Bogomir Doringer, Brigitte Felderer and Matthias Tarasiewicz gather todiscuss the upcoming book FACELESS that will be published as a special edition of the University of Applied Arts in Vienna. As a special, artist Claudia Mate, who will during the talk manipulate and transform 3D avatar in context of the FACELESS phenomenon.
The premise of FACELESS is to explore the common occurrence of hidden faces in contemporary society. September 11 and its consequences led to a change in security concepts and the installment of surveillance systems in public spaces – presented to us as if for our own safety. As a result, we feel that our faces are becoming «compressed» and exposed. Could subversive media strategies regain this lost privacy? Do we need to reinvent the concept of privacy?
Following the events of 9⁄11, images of masked faces of terrorists became dominant in the media. These are repeated as a ghostly, unknown presence that reminds us of the unsafe time we live in. At the same time throughout Europe; people began to pursue a ban on burqas.
In addition to the loss of privacy, the rules of modern technology demand that we are constantly visible. Social networks promoted as platforms for communication, came to define our standards of everyday activity and lifestyle. They approach us with the promise of serving as self-promotional tools but increasingly invade our privacy without our informed consent.

### WHAT TO WORK ON
1. Write out the part of the text on hidden faces that opens with the words containing "Following the events" and closes with "ban on burqas.".
2. Carry on the text on hidden faces from its last sentence.
The data that comes next has no connection to the text on hidden faces.

### RECORDED DATA
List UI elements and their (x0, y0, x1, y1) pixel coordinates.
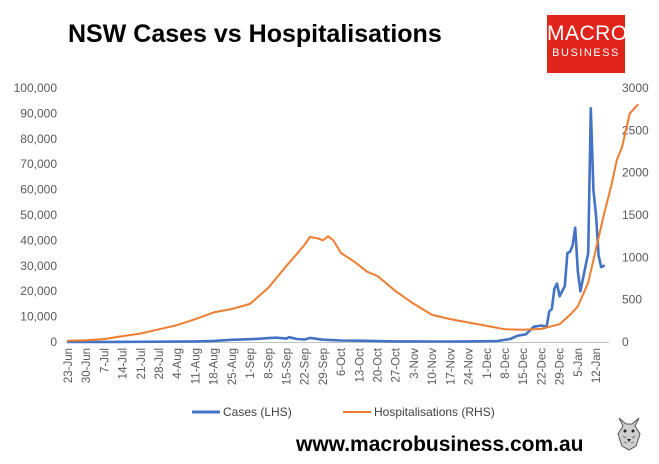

### THE RESULTS
1.
Following the events of 9⁄11, images of masked faces of terrorists became dominant in the media. These are repeated as a ghostly, unknown presence that reminds us of the unsafe time we live in. At the same time throughout Europe; people began to pursue a ban on burqas.

2.
The unstable identity of the present begs for the return of power of the mask from ancient times. Back when it was used as a form of protection, disguise, performance, or just plain entertainment.
This phenomenon, has been shaped as an exhibition that gathered more than 100 contemporary artists and fashion designers. It has been presented on the invitation of Quartier21 at the Museums Quartier in Vienna, Mediamatic in Amsterdam and in Brussels. Due to complexity and notion that this is an ongoing phenomenon, we are coming out with the book.
Bogomir Doringer Artist and curator
FACELESS explores the basic role that faces play in our media-defined culture. Many faces are familiar and known to us; we recognize them, associate biographies, scandals, and stories with them. Even though we are only confronted with media surfaces, we think we are gaining an insight into a personality and are able to witness an entire life. We deduce character traits from facial features and infer unmistakable identities. But in the end, the physiognomies we encounter only reflect our own personal concept of happiness, recognition, attention, and success.
The sugarcoated appearance of flawless models defines overbearing ideals that remain unattainable and yet constantly challenge us. The standards seem more powerful than we are and impossible to live up to. The comparison makes us insecure, defines how we deal with ourselves, and influences our consumer behavior, our desires, and our fears.
The grotesque faces the media bombards us with not only affect our sense of self, not only confront us with unequal reflections, but also ensnare us in excessive self-control. They have long since left marks that are indelibly engraved in the almighty web. Eternalized in the book of faces, we become findable, identifiable. Ultimately all our projections and desires are revealed, and worse yet are divulged to entities of control; both legal and secret. We emerge and can never disappear from view again.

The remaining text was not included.